TASK GOAL :: Where does the string "title" appear in the records? Copy every line that contains it.

============

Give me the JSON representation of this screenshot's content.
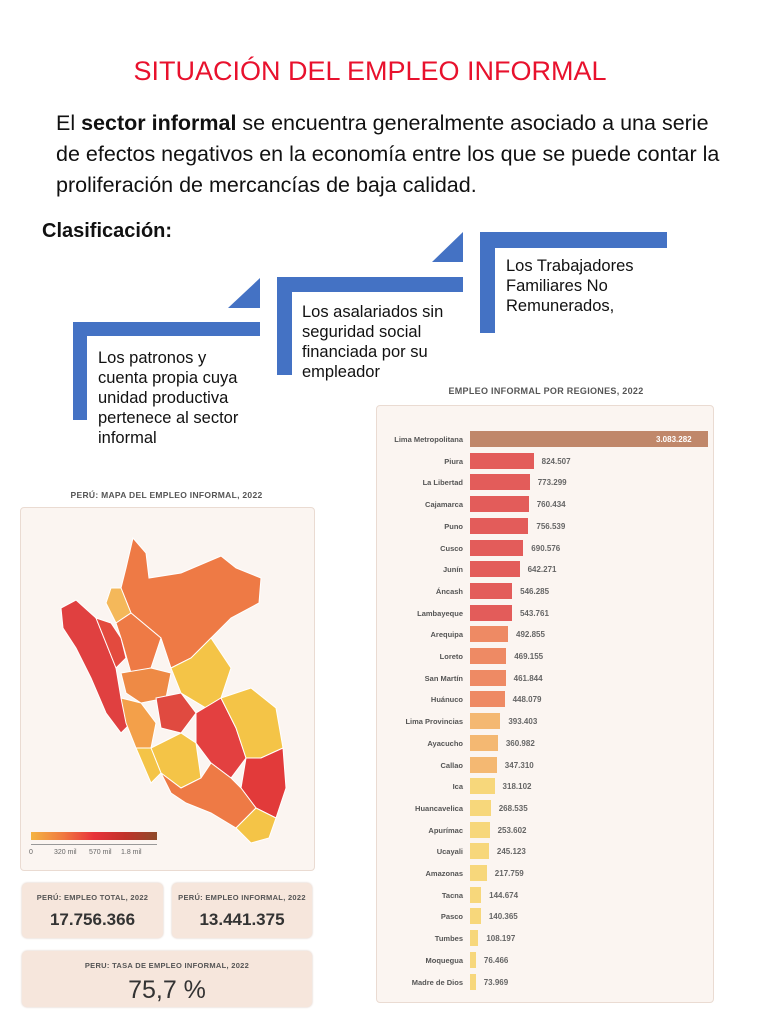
{
  "title": "SITUACIÓN DEL EMPLEO INFORMAL",
  "intro": {
    "prefix": "El ",
    "bold": "sector informal",
    "rest": " se encuentra generalmente asociado a una serie de efectos negativos en la economía entre los que se puede contar la proliferación de mercancías de baja calidad."
  },
  "classification": {
    "heading": "Clasificación:",
    "steps": [
      "Los patronos y cuenta propia cuya unidad productiva pertenece al sector informal",
      "Los asalariados sin seguridad social financiada por su empleador",
      "Los Trabajadores Familiares No Remunerados,"
    ],
    "color": "#4472c4"
  },
  "map": {
    "title": "PERÚ: MAPA DEL EMPLEO INFORMAL, 2022",
    "legend_ticks": [
      "0",
      "320 mil",
      "570 mil",
      "1.8 mil"
    ]
  },
  "kpis": {
    "total_label": "PERÚ: EMPLEO TOTAL, 2022",
    "total_value": "17.756.366",
    "informal_label": "PERÚ: EMPLEO INFORMAL, 2022",
    "informal_value": "13.441.375",
    "rate_label": "PERU: TASA DE EMPLEO INFORMAL, 2022",
    "rate_value": "75,7 %"
  },
  "chart_data": {
    "type": "bar",
    "orientation": "horizontal",
    "title": "EMPLEO INFORMAL POR REGIONES, 2022",
    "categories": [
      "Lima Metropolitana",
      "Piura",
      "La Libertad",
      "Cajamarca",
      "Puno",
      "Cusco",
      "Junín",
      "Áncash",
      "Lambayeque",
      "Arequipa",
      "Loreto",
      "San Martín",
      "Huánuco",
      "Lima Provincias",
      "Ayacucho",
      "Callao",
      "Ica",
      "Huancavelica",
      "Apurímac",
      "Ucayali",
      "Amazonas",
      "Tacna",
      "Pasco",
      "Tumbes",
      "Moquegua",
      "Madre de Dios"
    ],
    "values": [
      3083282,
      824507,
      773299,
      760434,
      756539,
      690576,
      642271,
      546285,
      543761,
      492855,
      469155,
      461844,
      448079,
      393403,
      360982,
      347310,
      318102,
      268535,
      253602,
      245123,
      217759,
      144674,
      140365,
      108197,
      76466,
      73969
    ],
    "labels": [
      "3.083.282",
      "824.507",
      "773.299",
      "760.434",
      "756.539",
      "690.576",
      "642.271",
      "546.285",
      "543.761",
      "492.855",
      "469.155",
      "461.844",
      "448.079",
      "393.403",
      "360.982",
      "347.310",
      "318.102",
      "268.535",
      "253.602",
      "245.123",
      "217.759",
      "144.674",
      "140.365",
      "108.197",
      "76.466",
      "73.969"
    ],
    "colors": {
      "top": "#c0876a",
      "high": "#e35c5a",
      "mid": "#ee8a64",
      "low": "#f4b872",
      "lowest": "#f7d77b"
    }
  }
}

============

WRITTEN RESPONSE ::
  "title": "SITUACIÓN DEL EMPLEO INFORMAL",
    "title": "PERÚ: MAPA DEL EMPLEO INFORMAL, 2022",
    "title": "EMPLEO INFORMAL POR REGIONES, 2022",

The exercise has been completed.